-------- DATA LINES --------

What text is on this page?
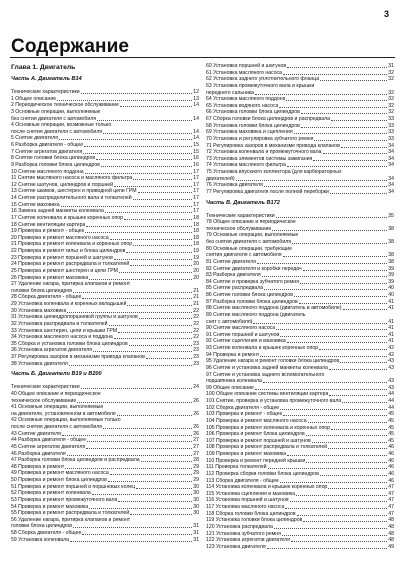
3
Содержание
Глава 1. Двигатель
Часть А. Двигатель B14
Технические характеристики	12
1 Общее описание	13
2 Периодическое техническое обслуживание	14
3 Основные операции, выполняемые
без снятия двигателя с автомобиля	14
4 Основные операции, возможные только
после снятия двигателя с автомобиля	14
5 Снятие двигателя	14
6 Разборка двигателя - общее	15
7 Снятие агрегатов двигателя	15
8 Снятие головки блока цилиндров	16
9 Разборка головки блока цилиндров	16
10 Снятие масляного поддона	17
11 Снятие масляного насоса и масляного фильтра	17
12 Снятие шатунов, цилиндров и поршней	17
13 Снятие шкивов, шестерен и приводной цепи ГРМ	17
14 Снятие распределительного вала и толкателей	17
15 Снятие маховика	17
16 Замена задней манжеты коленвала	17
17 Снятие коленвала и крышек коренных опор	18
18 Снятие вентиляции картера	18
19 Проверка и ремонт - общее	18
20 Проверка и ремонт масляного насоса	18
21 Проверка и ремонт коленвала и коренных опор	18
22 Проверка и ремонт гильз и блока цилиндров	19
23 Проверка и ремонт поршней и шатунов	19
24 Проверка и ремонт распредвала и толкателей	20
25 Проверка и ремонт шестерен и цепи ГРМ	20
26 Проверка и ремонт маховика	20
27 Удаление нагара, притирка клапанов и ремонт
головки блока цилиндров	21
28 Сборка двигателя - общее	21
29 Установка коленвала и коренных вкладышей	21
30 Установка маховика	22
31 Установка цилиндропоршневой группы и шатунов	22
32 Установка распредвала и толкателей	22
33 Установка шестерен, цепи и крышки ГРМ	22
34 Установка масляного насоса и поддона	22
35 Сборка и установка головки блока цилиндров	23
36 Установка агрегатов двигателя	23
37 Регулировка зазоров в механизме привода клапанов	23
38 Установка двигателя	23
Часть Б. Двигатели B19 и B200
Технические характеристики	24
40 Общее описание и периодическое
техническое обслуживание	26
41 Основные операции, выполняемые
на двигателе, установленном в автомобиле	26
42 Основные операции, выполняемые только
после снятия двигателя с автомобиля	26
43 Снятие двигателя	26
44 Разборка двигателя - общее	27
45 Снятие агрегатов двигателя	27
46 Разборка двигателя	27
47 Разборка головки блока цилиндров и распредвала	28
48 Проверка и ремонт	29
49 Проверка и ремонт масляного насоса	29
50 Проверка и ремонт блока цилиндров	29
51 Проверка и ремонт поршней и поршневых колец	30
52 Проверка и ремонт коленвала	30
53 Проверка и ремонт промежуточного вала	30
54 Проверка и ремонт маховика	30
55 Проверка и ремонт распредвала и толкателей	30
56 Удаление нагара, притирка клапанов и ремонт
головки блока цилиндров	31
58 Сборка двигателя - общее	31
59 Установка коленвала	31
60 Установка поршней и шатунов	31
61 Установка масляного насоса	32
62 Установка заднего уплотнительного фланца	32
63 Установка промежуточного вала и крышки
переднего сальника	32
64 Установка масляного поддона	32
65 Установка водяного насоса	32
66 Установка головки блока цилиндров	32
67 Сборка головки блока цилиндров и распредвала	33
68 Установка головки блока цилиндров	33
69 Установка маховика и сцепления	33
70 Установка и регулировка зубчатого ремня	33
71 Регулировка зазоров в механизме привода клапанов	34
72 Установка коленвала и промежуточного вала	34
73 Установка элементов системы зажигания	34
74 Установка масляного фильтра	34
75 Установка впускного коллектора (для карбюраторных
двигателей)	34
76 Установка двигателя	34
77 Регулировка двигателя после полной переборки	34
Часть В. Двигатель B172
Технические характеристики	35
78 Общее описание и периодическое
техническое обслуживание	38
79 Основные операции, выполняемые
без снятия двигателя с автомобиля	38
80 Основные операции, требующие
снятия двигателя с автомобиля	38
81 Снятие двигателя	38
82 Снятие двигателя и коробки передач	39
83 Разборка двигателя	39
84 Снятие и проверка зубчатого ремня	39
85 Снятие распредвала	40
86 Снятие головки блока цилиндров	40
87 Разборка головки блока цилиндров	41
88 Снятие масляного поддона (двигатель в автомобиле)	41
89 Снятие масляного поддона (двигатель
снят с автомобиля)	41
90 Снятие масляного насоса	41
91 Снятие поршней и шатунов	41
92 Снятие сцепления и маховика	41
93 Снятие коленвала и крышек коренных опор	42
94 Проверка и ремонт	42
95 Удаление нагара и ремонт головки блока цилиндров	43
96 Снятие и установка задней манжеты коленвала	43
97 Снятие и установка заднего вспомогательного
подшипника коленвала	43
99 Общее описание	43
100 Общее описание системы вентиляции картера	44
101 Снятие, проверка и установка промежуточного вала	44
102 Сборка двигателя - общее	44
103 Проверка и ремонт - общее	45
104 Проверка и ремонт масляного насоса	45
105 Проверка и ремонт коленвала и коренных опор	45
106 Проверка и ремонт блока цилиндров	45
107 Проверка и ремонт поршней и шатунов	45
108 Проверка и ремонт распредвала и толкателей	46
109 Проверка и ремонт маховика	46
110 Проверка и ремонт передней крышки	46
111 Проверка толкателей	46
112 Проверка сборки головки блока цилиндров	46
113 Сборка двигателя - общее	46
114 Установка коленвала и крышек коренных опор	47
115 Установка сцепления и маховика	47
116 Установка поршней и шатунов	47
117 Установка масляного насоса	47
118 Сборка головки блока цилиндров	47
119 Установка головки блока цилиндров	48
120 Установка распредвала	48
121 Установка зубчатого ремня	48
122 Установка агрегатов двигателя	48
123 Установка двигателя	49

--------

● PROMPT: In the listing, find all lines with the string "фильтра" and copy them.

● THE ANSWER:
11 Снятие масляного насоса и масляного фильтра	17
74 Установка масляного фильтра	34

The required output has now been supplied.